AIM:
All entries must be repeated exactly; do not include the pictures.

┌──

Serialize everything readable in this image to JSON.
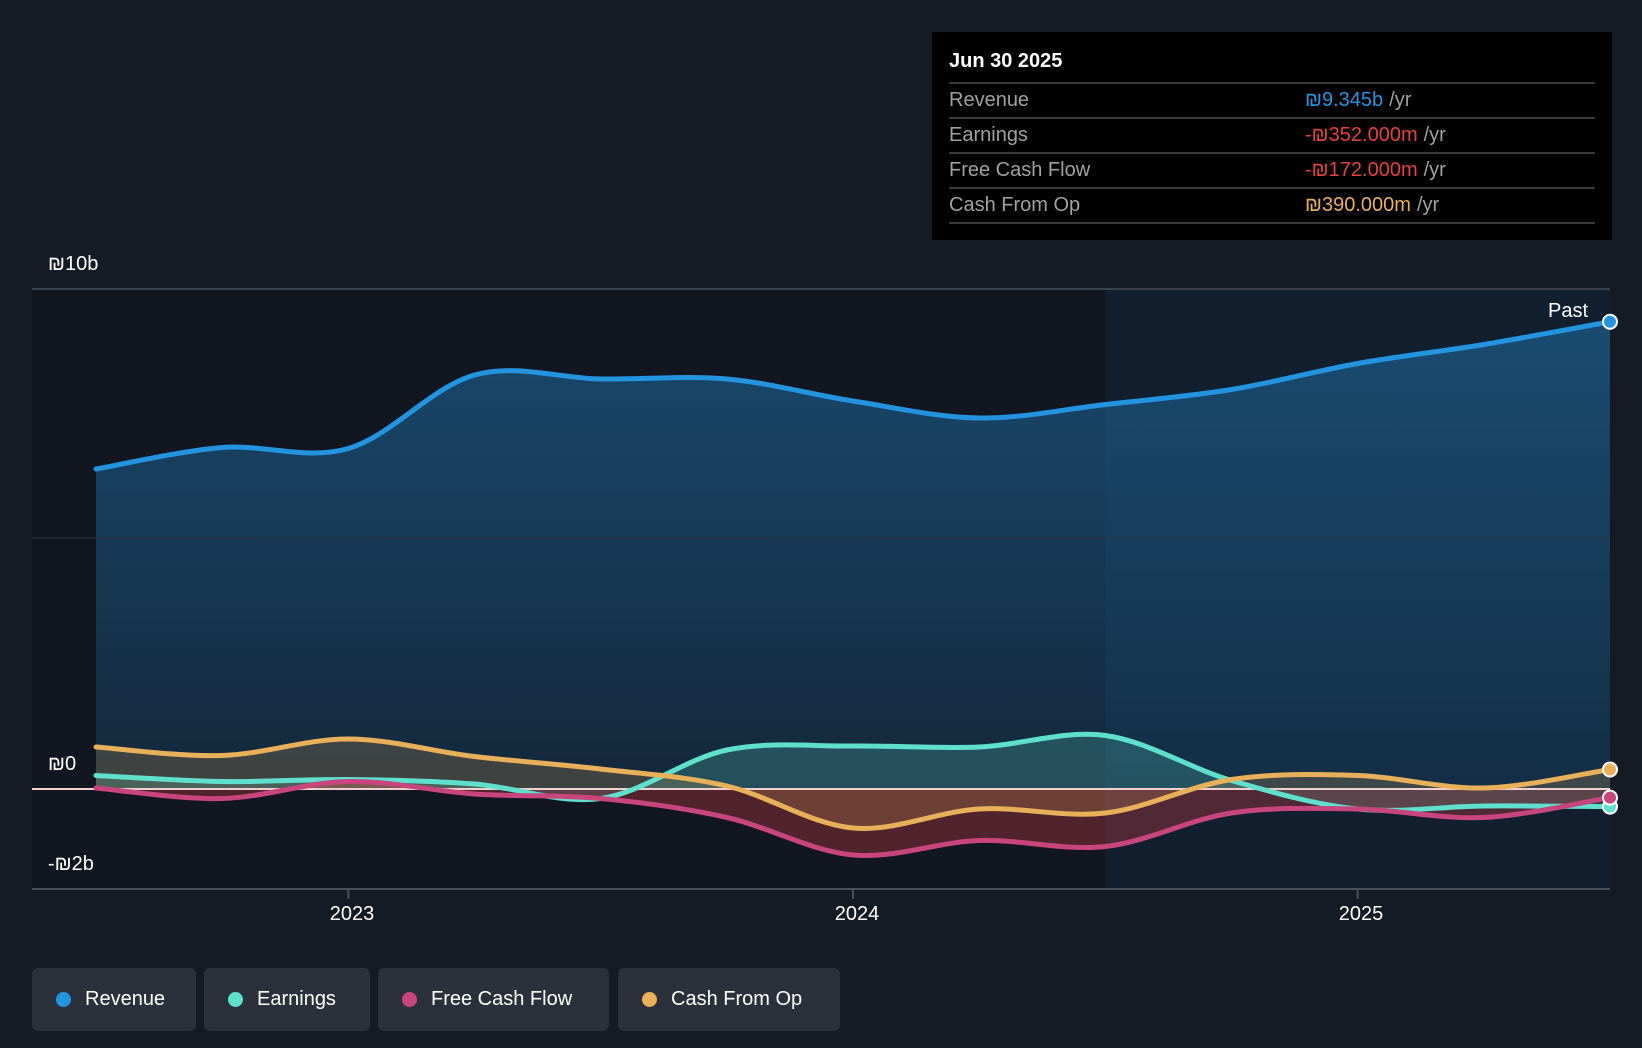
{
  "tooltip": {
    "date": "Jun 30 2025",
    "rows": [
      {
        "label": "Revenue",
        "value": "₪9.345b",
        "unit": "/yr",
        "color": "#2394e0"
      },
      {
        "label": "Earnings",
        "value": "-₪352.000m",
        "unit": "/yr",
        "color": "#e8403f"
      },
      {
        "label": "Free Cash Flow",
        "value": "-₪172.000m",
        "unit": "/yr",
        "color": "#e8403f"
      },
      {
        "label": "Cash From Op",
        "value": "₪390.000m",
        "unit": "/yr",
        "color": "#e8b059"
      }
    ]
  },
  "past_label": "Past",
  "legend": [
    {
      "label": "Revenue",
      "color": "#2394e0"
    },
    {
      "label": "Earnings",
      "color": "#5fe0cc"
    },
    {
      "label": "Free Cash Flow",
      "color": "#c8457e"
    },
    {
      "label": "Cash From Op",
      "color": "#e8b059"
    }
  ],
  "chart_data": {
    "type": "line",
    "title": "",
    "xlabel": "",
    "ylabel": "",
    "unit": "₪ billions",
    "y_tick_labels": [
      "₪10b",
      "₪0",
      "-₪2b"
    ],
    "x_tick_labels": [
      "2023",
      "2024",
      "2025"
    ],
    "ylim": [
      -2,
      10
    ],
    "xlim": [
      2022.5,
      2025.5
    ],
    "x": [
      2022.5,
      2022.75,
      2023.0,
      2023.25,
      2023.5,
      2023.75,
      2024.0,
      2024.25,
      2024.5,
      2024.75,
      2025.0,
      2025.25,
      2025.5
    ],
    "series": [
      {
        "name": "Revenue",
        "values": [
          6.4,
          6.83,
          6.81,
          8.28,
          8.2,
          8.2,
          7.76,
          7.42,
          7.69,
          7.99,
          8.51,
          8.89,
          9.345
        ]
      },
      {
        "name": "Earnings",
        "values": [
          0.27,
          0.15,
          0.19,
          0.1,
          -0.19,
          0.78,
          0.86,
          0.84,
          1.07,
          0.17,
          -0.4,
          -0.34,
          -0.352
        ]
      },
      {
        "name": "Free Cash Flow",
        "values": [
          0.02,
          -0.19,
          0.15,
          -0.1,
          -0.19,
          -0.57,
          -1.32,
          -1.03,
          -1.15,
          -0.48,
          -0.4,
          -0.57,
          -0.172
        ]
      },
      {
        "name": "Cash From Op",
        "values": [
          0.84,
          0.67,
          1.0,
          0.65,
          0.4,
          0.06,
          -0.78,
          -0.4,
          -0.48,
          0.19,
          0.27,
          0.02,
          0.39
        ]
      }
    ],
    "highlight_from": 2024.5,
    "grid": true,
    "legend_position": "bottom-left"
  }
}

└──

THE OUTPUT:
Serialize everything readable in this image to JSON.
{
  "tooltip": {
    "date": "Jun 30 2025",
    "rows": [
      {
        "label": "Revenue",
        "value": "₪9.345b",
        "unit": "/yr",
        "color": "#2394e0"
      },
      {
        "label": "Earnings",
        "value": "-₪352.000m",
        "unit": "/yr",
        "color": "#e8403f"
      },
      {
        "label": "Free Cash Flow",
        "value": "-₪172.000m",
        "unit": "/yr",
        "color": "#e8403f"
      },
      {
        "label": "Cash From Op",
        "value": "₪390.000m",
        "unit": "/yr",
        "color": "#e8b059"
      }
    ]
  },
  "past_label": "Past",
  "legend": [
    {
      "label": "Revenue",
      "color": "#2394e0"
    },
    {
      "label": "Earnings",
      "color": "#5fe0cc"
    },
    {
      "label": "Free Cash Flow",
      "color": "#c8457e"
    },
    {
      "label": "Cash From Op",
      "color": "#e8b059"
    }
  ],
  "chart_data": {
    "type": "line",
    "title": "",
    "xlabel": "",
    "ylabel": "",
    "unit": "₪ billions",
    "y_tick_labels": [
      "₪10b",
      "₪0",
      "-₪2b"
    ],
    "x_tick_labels": [
      "2023",
      "2024",
      "2025"
    ],
    "ylim": [
      -2,
      10
    ],
    "xlim": [
      2022.5,
      2025.5
    ],
    "x": [
      2022.5,
      2022.75,
      2023.0,
      2023.25,
      2023.5,
      2023.75,
      2024.0,
      2024.25,
      2024.5,
      2024.75,
      2025.0,
      2025.25,
      2025.5
    ],
    "series": [
      {
        "name": "Revenue",
        "values": [
          6.4,
          6.83,
          6.81,
          8.28,
          8.2,
          8.2,
          7.76,
          7.42,
          7.69,
          7.99,
          8.51,
          8.89,
          9.345
        ]
      },
      {
        "name": "Earnings",
        "values": [
          0.27,
          0.15,
          0.19,
          0.1,
          -0.19,
          0.78,
          0.86,
          0.84,
          1.07,
          0.17,
          -0.4,
          -0.34,
          -0.352
        ]
      },
      {
        "name": "Free Cash Flow",
        "values": [
          0.02,
          -0.19,
          0.15,
          -0.1,
          -0.19,
          -0.57,
          -1.32,
          -1.03,
          -1.15,
          -0.48,
          -0.4,
          -0.57,
          -0.172
        ]
      },
      {
        "name": "Cash From Op",
        "values": [
          0.84,
          0.67,
          1.0,
          0.65,
          0.4,
          0.06,
          -0.78,
          -0.4,
          -0.48,
          0.19,
          0.27,
          0.02,
          0.39
        ]
      }
    ],
    "highlight_from": 2024.5,
    "grid": true,
    "legend_position": "bottom-left"
  }
}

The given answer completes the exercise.